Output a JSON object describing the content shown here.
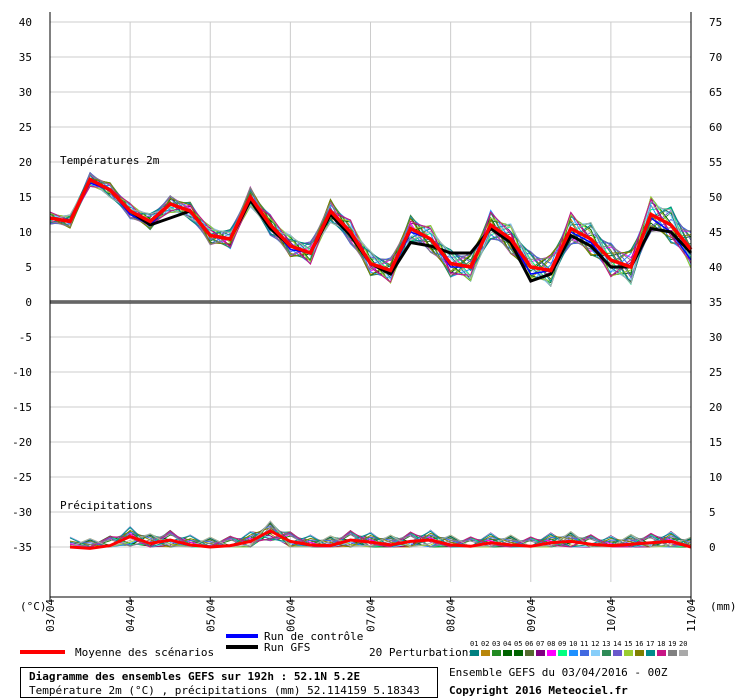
{
  "chart_data": {
    "type": "line",
    "left_axis_unit": "(°C)",
    "right_axis_unit": "(mm)",
    "left_ticks": [
      40,
      35,
      30,
      25,
      20,
      15,
      10,
      5,
      0,
      -5,
      -10,
      -15,
      -20,
      -25,
      -30,
      -35
    ],
    "right_ticks": [
      75,
      70,
      65,
      60,
      55,
      50,
      45,
      40,
      35,
      30,
      25,
      20,
      15,
      10,
      5,
      0
    ],
    "ylim": [
      -40,
      40
    ],
    "xlim": [
      0,
      64
    ],
    "x_tick_labels": [
      "03/04",
      "04/04",
      "05/04",
      "06/04",
      "07/04",
      "08/04",
      "09/04",
      "10/04",
      "11/04"
    ],
    "temp_label": "Températures 2m",
    "precip_label": "Précipitations",
    "temperature": {
      "x": [
        0,
        2,
        4,
        6,
        8,
        10,
        12,
        14,
        16,
        18,
        20,
        22,
        24,
        26,
        28,
        30,
        32,
        34,
        36,
        38,
        40,
        42,
        44,
        46,
        48,
        50,
        52,
        54,
        56,
        58,
        60,
        62,
        64
      ],
      "mean": [
        12,
        11.5,
        17.5,
        16,
        13,
        11.5,
        14,
        13,
        9.5,
        9,
        15,
        11,
        8,
        7,
        13,
        10,
        5.5,
        4.5,
        10.5,
        9,
        5.5,
        5,
        11,
        9,
        5,
        4.5,
        10.5,
        9,
        6,
        5,
        12.5,
        11,
        7.5
      ],
      "gfs": [
        12,
        11.5,
        17.5,
        16,
        13,
        11,
        12,
        13,
        9.5,
        9,
        14.5,
        10.5,
        8,
        7,
        12.5,
        9.5,
        5.5,
        4,
        8.5,
        8,
        7,
        7,
        10.5,
        8.5,
        3,
        4,
        9.5,
        8,
        5,
        5,
        10.5,
        10,
        7
      ],
      "control": [
        12,
        11.5,
        17,
        16,
        12.5,
        11,
        14,
        13,
        9.5,
        9,
        14.5,
        11,
        7.5,
        7,
        13,
        10,
        5.5,
        4,
        10,
        9,
        5,
        5,
        11,
        9,
        4,
        4.5,
        10,
        8.5,
        5,
        5,
        12,
        10,
        6
      ]
    },
    "precipitation": {
      "x": [
        2,
        4,
        6,
        8,
        10,
        12,
        14,
        16,
        18,
        20,
        22,
        24,
        26,
        28,
        30,
        32,
        34,
        36,
        38,
        40,
        42,
        44,
        46,
        48,
        50,
        52,
        54,
        56,
        58,
        60,
        62,
        64
      ],
      "mean": [
        0,
        -0.2,
        0.2,
        1.5,
        0.5,
        1,
        0.3,
        0,
        0.2,
        0.8,
        2.3,
        0.8,
        0.3,
        0.2,
        1,
        0.7,
        0.3,
        0.8,
        1,
        0.3,
        0.1,
        0.6,
        0.3,
        0.1,
        0.6,
        0.8,
        0.4,
        0.2,
        0.4,
        0.6,
        0.8,
        0
      ]
    },
    "legend": {
      "mean": "Moyenne des scénarios",
      "control": "Run de contrôle",
      "gfs": "Run GFS",
      "perturbations": "20 Perturbations",
      "perturbation_ids": [
        "01",
        "02",
        "03",
        "04",
        "05",
        "06",
        "07",
        "08",
        "09",
        "10",
        "11",
        "12",
        "13",
        "14",
        "15",
        "16",
        "17",
        "18",
        "19",
        "20"
      ]
    },
    "colors": {
      "mean": "#ff0000",
      "gfs": "#000000",
      "control": "#0000ff",
      "perturbations": [
        "#008080",
        "#b8860b",
        "#228b22",
        "#006400",
        "#006400",
        "#556b2f",
        "#800080",
        "#ff00ff",
        "#00ff80",
        "#1e90ff",
        "#4169e1",
        "#87cefa",
        "#2e8b57",
        "#6a5acd",
        "#9acd32",
        "#808000",
        "#008b8b",
        "#c71585",
        "#808080",
        "#a9a9a9"
      ]
    }
  },
  "footer": {
    "title": "Diagramme des ensembles GEFS sur 192h : 52.1N 5.2E",
    "subtitle": "Température 2m (°C) , précipitations (mm) 52.114159 5.18343",
    "ensemble_info": "Ensemble GEFS du 03/04/2016 - 00Z",
    "copyright": "Copyright 2016 Meteociel.fr"
  }
}
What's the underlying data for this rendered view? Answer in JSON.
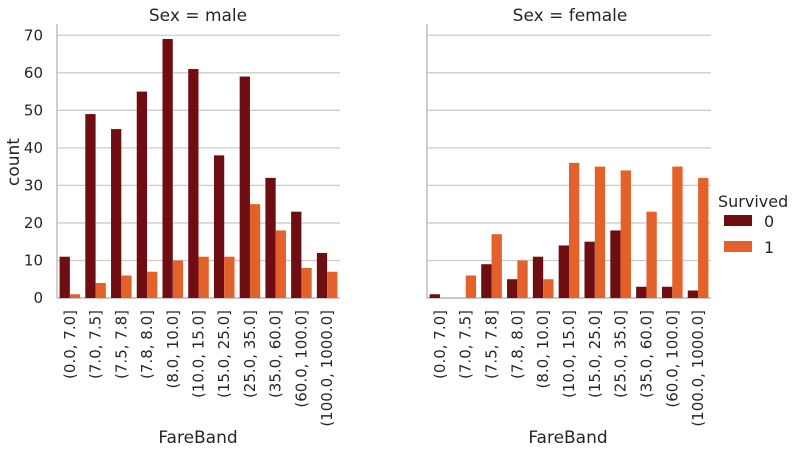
{
  "chart_data": [
    {
      "type": "bar",
      "title": "Sex = male",
      "xlabel": "FareBand",
      "ylabel": "count",
      "ylim": [
        0,
        73
      ],
      "yticks": [
        "0",
        "10",
        "20",
        "30",
        "40",
        "50",
        "60",
        "70"
      ],
      "grid": true,
      "categories": [
        "(0.0, 7.0]",
        "(7.0, 7.5]",
        "(7.5, 7.8]",
        "(7.8, 8.0]",
        "(8.0, 10.0]",
        "(10.0, 15.0]",
        "(15.0, 25.0]",
        "(25.0, 35.0]",
        "(35.0, 60.0]",
        "(60.0, 100.0]",
        "(100.0, 1000.0]"
      ],
      "series": [
        {
          "name": "0",
          "color": "#6e0e12",
          "values": [
            11,
            49,
            45,
            55,
            69,
            61,
            38,
            59,
            32,
            23,
            12
          ]
        },
        {
          "name": "1",
          "color": "#e3622b",
          "values": [
            1,
            4,
            6,
            7,
            10,
            11,
            11,
            25,
            18,
            8,
            7
          ]
        }
      ]
    },
    {
      "type": "bar",
      "title": "Sex = female",
      "xlabel": "FareBand",
      "ylabel": "",
      "ylim": [
        0,
        73
      ],
      "yticks": [
        "0",
        "10",
        "20",
        "30",
        "40",
        "50",
        "60",
        "70"
      ],
      "grid": true,
      "categories": [
        "(0.0, 7.0]",
        "(7.0, 7.5]",
        "(7.5, 7.8]",
        "(7.8, 8.0]",
        "(8.0, 10.0]",
        "(10.0, 15.0]",
        "(15.0, 25.0]",
        "(25.0, 35.0]",
        "(35.0, 60.0]",
        "(60.0, 100.0]",
        "(100.0, 1000.0]"
      ],
      "series": [
        {
          "name": "0",
          "color": "#6e0e12",
          "values": [
            1,
            0,
            9,
            5,
            11,
            14,
            15,
            18,
            3,
            3,
            2
          ]
        },
        {
          "name": "1",
          "color": "#e3622b",
          "values": [
            0,
            6,
            17,
            10,
            5,
            36,
            35,
            34,
            23,
            35,
            32
          ]
        }
      ]
    }
  ],
  "legend": {
    "title": "Survived",
    "placement": "right",
    "items": [
      {
        "label": "0",
        "color": "#6e0e12"
      },
      {
        "label": "1",
        "color": "#e3622b"
      }
    ]
  }
}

——

Description of the task ->
Pictures are not part of the copy; reproduce everything else in the records exactly.

Output for this exercise ->
Output a JSON object describing the content shown here.
{
  "chart_data": {
    "type": "line",
    "left_axis_unit": "(°C)",
    "right_axis_unit": "(mm)",
    "left_ticks": [
      40,
      35,
      30,
      25,
      20,
      15,
      10,
      5,
      0,
      -5,
      -10,
      -15,
      -20,
      -25,
      -30,
      -35
    ],
    "right_ticks": [
      75,
      70,
      65,
      60,
      55,
      50,
      45,
      40,
      35,
      30,
      25,
      20,
      15,
      10,
      5,
      0
    ],
    "ylim": [
      -40,
      40
    ],
    "xlim": [
      0,
      64
    ],
    "x_tick_labels": [
      "03/04",
      "04/04",
      "05/04",
      "06/04",
      "07/04",
      "08/04",
      "09/04",
      "10/04",
      "11/04"
    ],
    "temp_label": "Températures 2m",
    "precip_label": "Précipitations",
    "temperature": {
      "x": [
        0,
        2,
        4,
        6,
        8,
        10,
        12,
        14,
        16,
        18,
        20,
        22,
        24,
        26,
        28,
        30,
        32,
        34,
        36,
        38,
        40,
        42,
        44,
        46,
        48,
        50,
        52,
        54,
        56,
        58,
        60,
        62,
        64
      ],
      "mean": [
        12,
        11.5,
        17.5,
        16,
        13,
        11.5,
        14,
        13,
        9.5,
        9,
        15,
        11,
        8,
        7,
        13,
        10,
        5.5,
        4.5,
        10.5,
        9,
        5.5,
        5,
        11,
        9,
        5,
        4.5,
        10.5,
        9,
        6,
        5,
        12.5,
        11,
        7.5
      ],
      "gfs": [
        12,
        11.5,
        17.5,
        16,
        13,
        11,
        12,
        13,
        9.5,
        9,
        14.5,
        10.5,
        8,
        7,
        12.5,
        9.5,
        5.5,
        4,
        8.5,
        8,
        7,
        7,
        10.5,
        8.5,
        3,
        4,
        9.5,
        8,
        5,
        5,
        10.5,
        10,
        7
      ],
      "control": [
        12,
        11.5,
        17,
        16,
        12.5,
        11,
        14,
        13,
        9.5,
        9,
        14.5,
        11,
        7.5,
        7,
        13,
        10,
        5.5,
        4,
        10,
        9,
        5,
        5,
        11,
        9,
        4,
        4.5,
        10,
        8.5,
        5,
        5,
        12,
        10,
        6
      ]
    },
    "precipitation": {
      "x": [
        2,
        4,
        6,
        8,
        10,
        12,
        14,
        16,
        18,
        20,
        22,
        24,
        26,
        28,
        30,
        32,
        34,
        36,
        38,
        40,
        42,
        44,
        46,
        48,
        50,
        52,
        54,
        56,
        58,
        60,
        62,
        64
      ],
      "mean": [
        0,
        -0.2,
        0.2,
        1.5,
        0.5,
        1,
        0.3,
        0,
        0.2,
        0.8,
        2.3,
        0.8,
        0.3,
        0.2,
        1,
        0.7,
        0.3,
        0.8,
        1,
        0.3,
        0.1,
        0.6,
        0.3,
        0.1,
        0.6,
        0.8,
        0.4,
        0.2,
        0.4,
        0.6,
        0.8,
        0
      ]
    },
    "legend": {
      "mean": "Moyenne des scénarios",
      "control": "Run de contrôle",
      "gfs": "Run GFS",
      "perturbations": "20 Perturbations",
      "perturbation_ids": [
        "01",
        "02",
        "03",
        "04",
        "05",
        "06",
        "07",
        "08",
        "09",
        "10",
        "11",
        "12",
        "13",
        "14",
        "15",
        "16",
        "17",
        "18",
        "19",
        "20"
      ]
    },
    "colors": {
      "mean": "#ff0000",
      "gfs": "#000000",
      "control": "#0000ff",
      "perturbations": [
        "#008080",
        "#b8860b",
        "#228b22",
        "#006400",
        "#006400",
        "#556b2f",
        "#800080",
        "#ff00ff",
        "#00ff80",
        "#1e90ff",
        "#4169e1",
        "#87cefa",
        "#2e8b57",
        "#6a5acd",
        "#9acd32",
        "#808000",
        "#008b8b",
        "#c71585",
        "#808080",
        "#a9a9a9"
      ]
    }
  },
  "footer": {
    "title": "Diagramme des ensembles GEFS sur 192h : 52.1N 5.2E",
    "subtitle": "Température 2m (°C) , précipitations (mm) 52.114159 5.18343",
    "ensemble_info": "Ensemble GEFS du 03/04/2016 - 00Z",
    "copyright": "Copyright 2016 Meteociel.fr"
  }
}
What's the underlying data for this rendered view? Answer in JSON.
{
  "chart_data": [
    {
      "type": "bar",
      "title": "Sex = male",
      "xlabel": "FareBand",
      "ylabel": "count",
      "ylim": [
        0,
        73
      ],
      "yticks": [
        "0",
        "10",
        "20",
        "30",
        "40",
        "50",
        "60",
        "70"
      ],
      "grid": true,
      "categories": [
        "(0.0, 7.0]",
        "(7.0, 7.5]",
        "(7.5, 7.8]",
        "(7.8, 8.0]",
        "(8.0, 10.0]",
        "(10.0, 15.0]",
        "(15.0, 25.0]",
        "(25.0, 35.0]",
        "(35.0, 60.0]",
        "(60.0, 100.0]",
        "(100.0, 1000.0]"
      ],
      "series": [
        {
          "name": "0",
          "color": "#6e0e12",
          "values": [
            11,
            49,
            45,
            55,
            69,
            61,
            38,
            59,
            32,
            23,
            12
          ]
        },
        {
          "name": "1",
          "color": "#e3622b",
          "values": [
            1,
            4,
            6,
            7,
            10,
            11,
            11,
            25,
            18,
            8,
            7
          ]
        }
      ]
    },
    {
      "type": "bar",
      "title": "Sex = female",
      "xlabel": "FareBand",
      "ylabel": "",
      "ylim": [
        0,
        73
      ],
      "yticks": [
        "0",
        "10",
        "20",
        "30",
        "40",
        "50",
        "60",
        "70"
      ],
      "grid": true,
      "categories": [
        "(0.0, 7.0]",
        "(7.0, 7.5]",
        "(7.5, 7.8]",
        "(7.8, 8.0]",
        "(8.0, 10.0]",
        "(10.0, 15.0]",
        "(15.0, 25.0]",
        "(25.0, 35.0]",
        "(35.0, 60.0]",
        "(60.0, 100.0]",
        "(100.0, 1000.0]"
      ],
      "series": [
        {
          "name": "0",
          "color": "#6e0e12",
          "values": [
            1,
            0,
            9,
            5,
            11,
            14,
            15,
            18,
            3,
            3,
            2
          ]
        },
        {
          "name": "1",
          "color": "#e3622b",
          "values": [
            0,
            6,
            17,
            10,
            5,
            36,
            35,
            34,
            23,
            35,
            32
          ]
        }
      ]
    }
  ],
  "legend": {
    "title": "Survived",
    "placement": "right",
    "items": [
      {
        "label": "0",
        "color": "#6e0e12"
      },
      {
        "label": "1",
        "color": "#e3622b"
      }
    ]
  }
}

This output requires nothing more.